Show every line of the records below that contains the word "true".

Some records:

____________

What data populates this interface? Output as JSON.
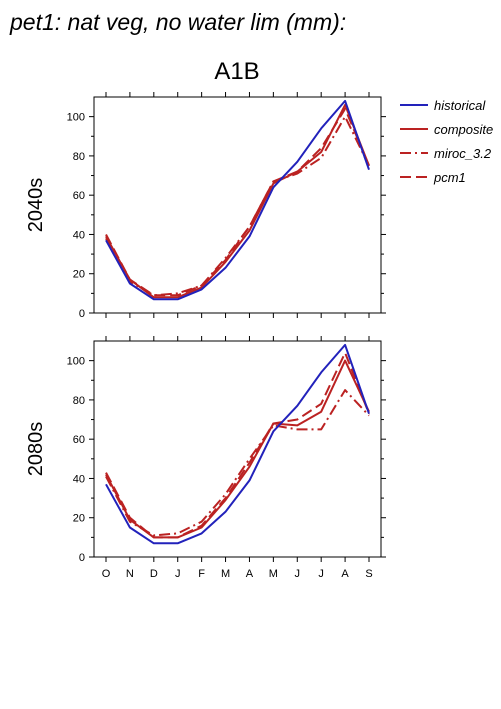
{
  "figure": {
    "title": "pet1: nat veg, no water lim (mm):",
    "subtitle": "A1B"
  },
  "legend": {
    "placement": "right",
    "items": [
      {
        "name": "historical",
        "color": "#2222bb",
        "dash": "solid"
      },
      {
        "name": "composite",
        "color": "#bb2222",
        "dash": "solid"
      },
      {
        "name": "miroc_3.2",
        "color": "#bb2222",
        "dash": "dashdot"
      },
      {
        "name": "pcm1",
        "color": "#bb2222",
        "dash": "dashed"
      }
    ]
  },
  "chart_data": [
    {
      "type": "line",
      "panel_label": "2040s",
      "categories": [
        "O",
        "N",
        "D",
        "J",
        "F",
        "M",
        "A",
        "M",
        "J",
        "J",
        "A",
        "S"
      ],
      "ylim": [
        0,
        110
      ],
      "yticks": [
        0,
        20,
        40,
        60,
        80,
        100
      ],
      "show_xtick_labels": false,
      "series": [
        {
          "name": "historical",
          "values": [
            37,
            15,
            7,
            7,
            12,
            23,
            39,
            64,
            77,
            94,
            108,
            73
          ]
        },
        {
          "name": "composite",
          "values": [
            39,
            17,
            8,
            8,
            13,
            26,
            42,
            66,
            72,
            82,
            106,
            75
          ]
        },
        {
          "name": "miroc_3.2",
          "values": [
            38,
            16,
            9,
            10,
            14,
            28,
            44,
            67,
            71,
            79,
            100,
            75
          ]
        },
        {
          "name": "pcm1",
          "values": [
            40,
            17,
            9,
            9,
            14,
            27,
            44,
            67,
            72,
            84,
            104,
            75
          ]
        }
      ]
    },
    {
      "type": "line",
      "panel_label": "2080s",
      "categories": [
        "O",
        "N",
        "D",
        "J",
        "F",
        "M",
        "A",
        "M",
        "J",
        "J",
        "A",
        "S"
      ],
      "ylim": [
        0,
        110
      ],
      "yticks": [
        0,
        20,
        40,
        60,
        80,
        100
      ],
      "show_xtick_labels": true,
      "series": [
        {
          "name": "historical",
          "values": [
            37,
            15,
            7,
            7,
            12,
            23,
            39,
            64,
            77,
            94,
            108,
            73
          ]
        },
        {
          "name": "composite",
          "values": [
            42,
            19,
            10,
            10,
            15,
            29,
            46,
            68,
            67,
            74,
            100,
            74
          ]
        },
        {
          "name": "miroc_3.2",
          "values": [
            41,
            18,
            11,
            12,
            18,
            32,
            50,
            67,
            65,
            65,
            85,
            72
          ]
        },
        {
          "name": "pcm1",
          "values": [
            43,
            20,
            10,
            10,
            16,
            30,
            48,
            68,
            70,
            78,
            104,
            73
          ]
        }
      ]
    }
  ]
}
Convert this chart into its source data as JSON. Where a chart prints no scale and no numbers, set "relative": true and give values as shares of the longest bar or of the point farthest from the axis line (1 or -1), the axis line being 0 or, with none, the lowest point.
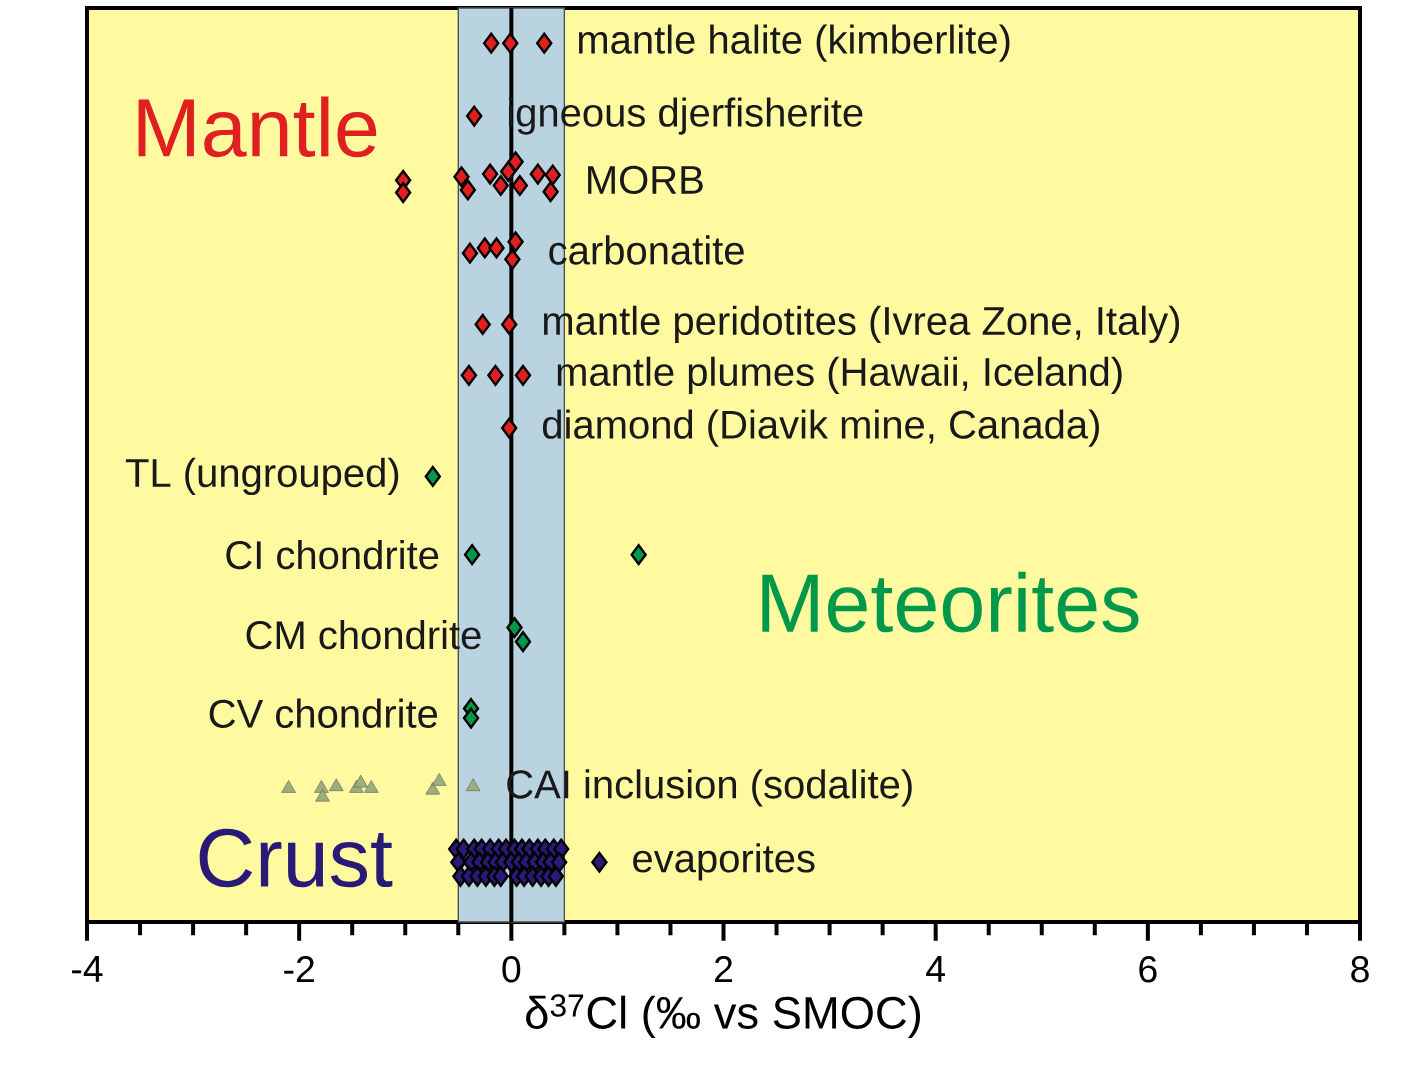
{
  "chart_data": {
    "type": "scatter",
    "xlabel": "δ$^{37}$Cl (‰ vs SMOC)",
    "relative": true,
    "xlim": [
      -4,
      8
    ],
    "xticks": [
      -4,
      -2,
      0,
      2,
      4,
      6,
      8
    ],
    "series": [
      {
        "name": "mantle halite (kimberlite)",
        "color": "#e02020",
        "marker": "diamond",
        "x": [
          -0.19,
          -0.01,
          0.31
        ],
        "values": [
          1.0,
          1.0,
          1.0
        ]
      },
      {
        "name": "igneous djerfisherite",
        "color": "#e02020",
        "marker": "diamond",
        "x": [
          -0.35
        ],
        "values": [
          0.917
        ]
      },
      {
        "name": "MORB",
        "color": "#e02020",
        "marker": "diamond",
        "x": [
          -1.02,
          -1.02,
          -0.47,
          -0.41,
          -0.2,
          -0.1,
          -0.03,
          0.04,
          0.08,
          0.25,
          0.39,
          0.37
        ],
        "values": [
          0.844,
          0.83,
          0.848,
          0.833,
          0.851,
          0.838,
          0.854,
          0.865,
          0.838,
          0.851,
          0.85,
          0.831
        ]
      },
      {
        "name": "carbonatite",
        "color": "#e02020",
        "marker": "diamond",
        "x": [
          -0.39,
          -0.25,
          -0.14,
          0.04,
          0.01
        ],
        "values": [
          0.761,
          0.767,
          0.767,
          0.774,
          0.754
        ]
      },
      {
        "name": "mantle peridotites (Ivrea Zone, Italy)",
        "color": "#e02020",
        "marker": "diamond",
        "x": [
          -0.27,
          -0.02
        ],
        "values": [
          0.68,
          0.68
        ]
      },
      {
        "name": "mantle plumes (Hawaii, Iceland)",
        "color": "#e02020",
        "marker": "diamond",
        "x": [
          -0.4,
          -0.15,
          0.11
        ],
        "values": [
          0.622,
          0.622,
          0.622
        ]
      },
      {
        "name": "diamond (Diavik mine, Canada)",
        "color": "#e02020",
        "marker": "diamond",
        "x": [
          -0.02
        ],
        "values": [
          0.562
        ]
      },
      {
        "name": "TL (ungrouped)",
        "color": "#00994c",
        "marker": "diamond",
        "x": [
          -0.74
        ],
        "values": [
          0.507
        ]
      },
      {
        "name": "CI chondrite",
        "color": "#00994c",
        "marker": "diamond",
        "x": [
          -0.37,
          1.2
        ],
        "values": [
          0.418,
          0.418
        ]
      },
      {
        "name": "CM chondrite",
        "color": "#00994c",
        "marker": "diamond",
        "x": [
          0.03,
          0.11
        ],
        "values": [
          0.335,
          0.319
        ]
      },
      {
        "name": "CV chondrite",
        "color": "#00994c",
        "marker": "diamond",
        "x": [
          -0.38,
          -0.38
        ],
        "values": [
          0.243,
          0.232
        ]
      },
      {
        "name": "evaporites",
        "color": "#2a1a78",
        "marker": "diamond",
        "x": [
          -0.52,
          -0.45,
          -0.35,
          -0.28,
          -0.2,
          -0.12,
          -0.05,
          0.03,
          0.1,
          0.17,
          0.25,
          0.32,
          0.4,
          0.47,
          -0.5,
          -0.38,
          -0.3,
          -0.22,
          -0.15,
          -0.08,
          0.0,
          0.07,
          0.14,
          0.22,
          0.3,
          0.37,
          0.45,
          -0.48,
          -0.4,
          -0.32,
          -0.24,
          -0.16,
          -0.1,
          0.05,
          0.12,
          0.2,
          0.28,
          0.35,
          0.42,
          0.83
        ],
        "values": [
          0.083,
          0.083,
          0.083,
          0.083,
          0.083,
          0.083,
          0.083,
          0.083,
          0.083,
          0.083,
          0.083,
          0.083,
          0.083,
          0.083,
          0.068,
          0.068,
          0.068,
          0.068,
          0.068,
          0.068,
          0.068,
          0.068,
          0.068,
          0.068,
          0.068,
          0.068,
          0.068,
          0.052,
          0.052,
          0.052,
          0.052,
          0.052,
          0.052,
          0.052,
          0.052,
          0.052,
          0.052,
          0.052,
          0.052,
          0.068
        ]
      },
      {
        "name": "CAI inclusion (sodalite)",
        "color": "#9caf78",
        "marker": "triangle",
        "x": [
          -2.1,
          -1.79,
          -1.78,
          -1.65,
          -1.46,
          -1.42,
          -1.32,
          -0.74,
          -0.68,
          -0.36
        ],
        "values": [
          0.152,
          0.152,
          0.142,
          0.154,
          0.152,
          0.158,
          0.152,
          0.15,
          0.16,
          0.154
        ]
      }
    ],
    "bands": [
      {
        "axis": "x",
        "from": -0.5,
        "to": 0.5,
        "color": "#b9d3e0"
      }
    ],
    "ref_lines": [
      {
        "axis": "x",
        "value": 0,
        "color": "#000000"
      }
    ],
    "annotations": [
      "Mantle",
      "Meteorites",
      "Crust"
    ]
  }
}
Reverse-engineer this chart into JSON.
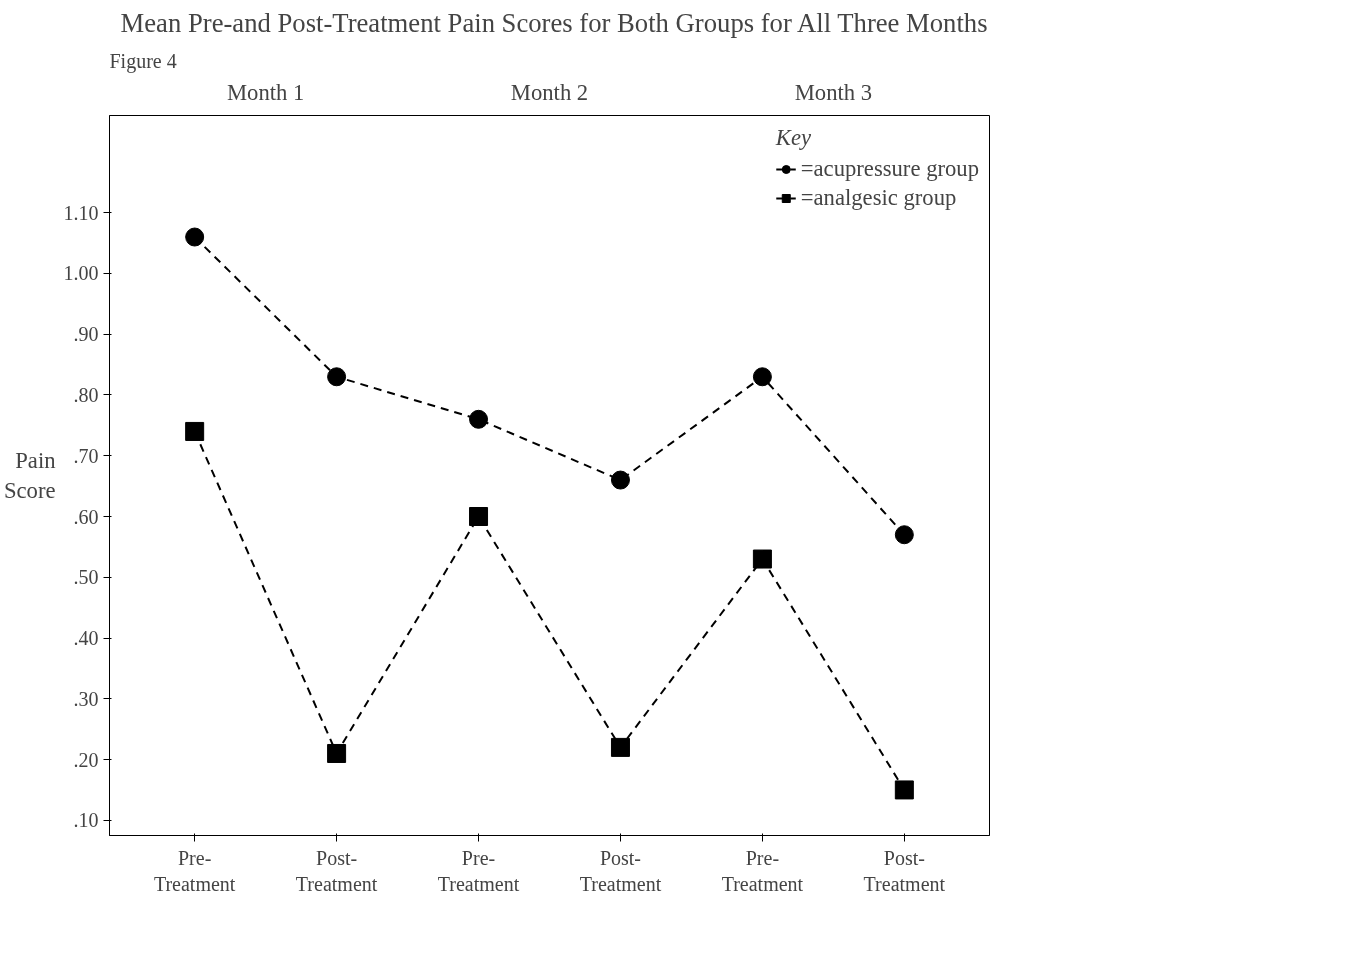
{
  "chart_data": {
    "type": "line",
    "title": "Mean Pre-and Post-Treatment Pain Scores for Both Groups for All Three Months",
    "categories": [
      "Pre-\nTreatment",
      "Post-\nTreatment",
      "Pre-\nTreatment",
      "Post-\nTreatment",
      "Pre-\nTreatment",
      "Post-\nTreatment"
    ],
    "series": [
      {
        "name": "=acupressure group",
        "color": "#000000",
        "marker": "circle",
        "values": [
          1.06,
          0.83,
          0.76,
          0.66,
          0.83,
          0.57
        ]
      },
      {
        "name": "=analgesic group",
        "color": "#000000",
        "marker": "square",
        "values": [
          0.74,
          0.21,
          0.6,
          0.22,
          0.53,
          0.15
        ]
      }
    ],
    "ylabel": "Pain\nScore",
    "legend_title": "Key",
    "legend": "top right",
    "grid": false,
    "line_style": "dashed",
    "ylim": [
      0.075,
      1.26
    ],
    "yticks": [
      {
        "value": 0.1,
        "label": ".10"
      },
      {
        "value": 0.2,
        "label": ".20"
      },
      {
        "value": 0.3,
        "label": ".30"
      },
      {
        "value": 0.4,
        "label": ".40"
      },
      {
        "value": 0.5,
        "label": ".50"
      },
      {
        "value": 0.6,
        "label": ".60"
      },
      {
        "value": 0.7,
        "label": ".70"
      },
      {
        "value": 0.8,
        "label": ".80"
      },
      {
        "value": 0.9,
        "label": ".90"
      },
      {
        "value": 1.0,
        "label": "1.00"
      },
      {
        "value": 1.1,
        "label": "1.10"
      }
    ],
    "annotations": [
      "Figure 4",
      "Month 1",
      "Month 2",
      "Month 3"
    ]
  }
}
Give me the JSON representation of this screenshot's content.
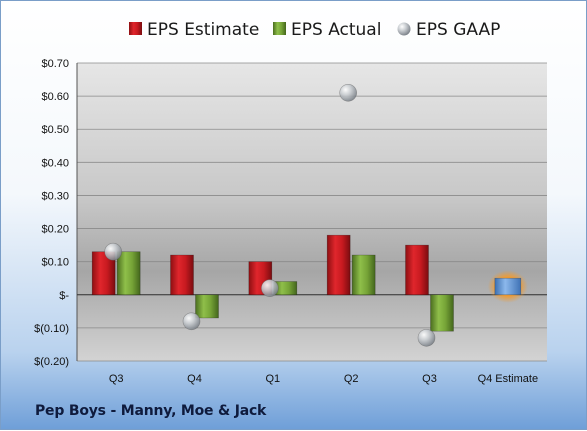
{
  "company": "Pep Boys - Manny, Moe & Jack",
  "colors": {
    "estimate": "#c0181f",
    "actual": "#6f9a33",
    "gaap": "#a9aeb3",
    "q4_estimate_bar": "#5b93d6",
    "q4_estimate_glow": "#f39a2b"
  },
  "chart_data": {
    "type": "bar",
    "categories": [
      "Q3",
      "Q4",
      "Q1",
      "Q2",
      "Q3",
      "Q4 Estimate"
    ],
    "series": [
      {
        "name": "EPS Estimate",
        "kind": "bar",
        "values": [
          0.13,
          0.12,
          0.1,
          0.18,
          0.15,
          null
        ]
      },
      {
        "name": "EPS Actual",
        "kind": "bar",
        "values": [
          0.13,
          -0.07,
          0.04,
          0.12,
          -0.11,
          null
        ]
      },
      {
        "name": "EPS GAAP",
        "kind": "scatter",
        "values": [
          0.13,
          -0.08,
          0.02,
          0.61,
          -0.13,
          null
        ]
      }
    ],
    "q4_estimate_value": 0.05,
    "ylim": [
      -0.2,
      0.7
    ],
    "yticks": [
      0.7,
      0.6,
      0.5,
      0.4,
      0.3,
      0.2,
      0.1,
      0.0,
      -0.1,
      -0.2
    ],
    "ytick_labels": [
      "$0.70",
      "$0.60",
      "$0.50",
      "$0.40",
      "$0.30",
      "$0.20",
      "$0.10",
      "$-",
      "$(0.10)",
      "$(0.20)"
    ],
    "legend_position": "top",
    "grid": true
  }
}
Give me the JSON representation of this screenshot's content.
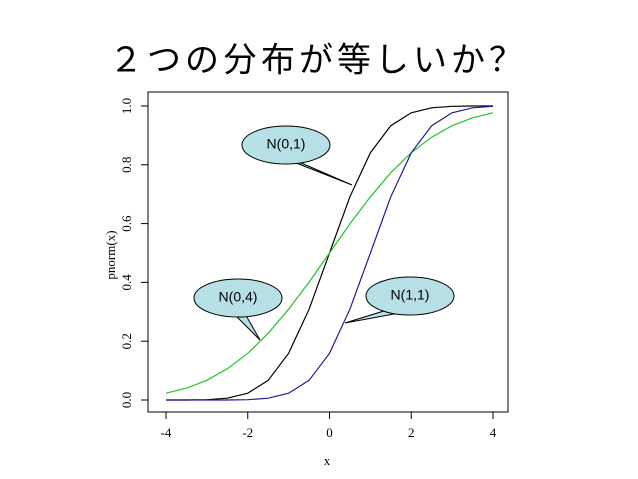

____________

## Answer to the task:
      "show_xtick_labels": true,
Convert this chart into its source data as JSON. Where a chart prints no scale and no numbers, set "relative": true and give values as shares of the longest bar or of the point farthest from the axis line (1 or -1), the axis line being 0 or, with none, the lowest point.
    "relative": true,
    "grid": true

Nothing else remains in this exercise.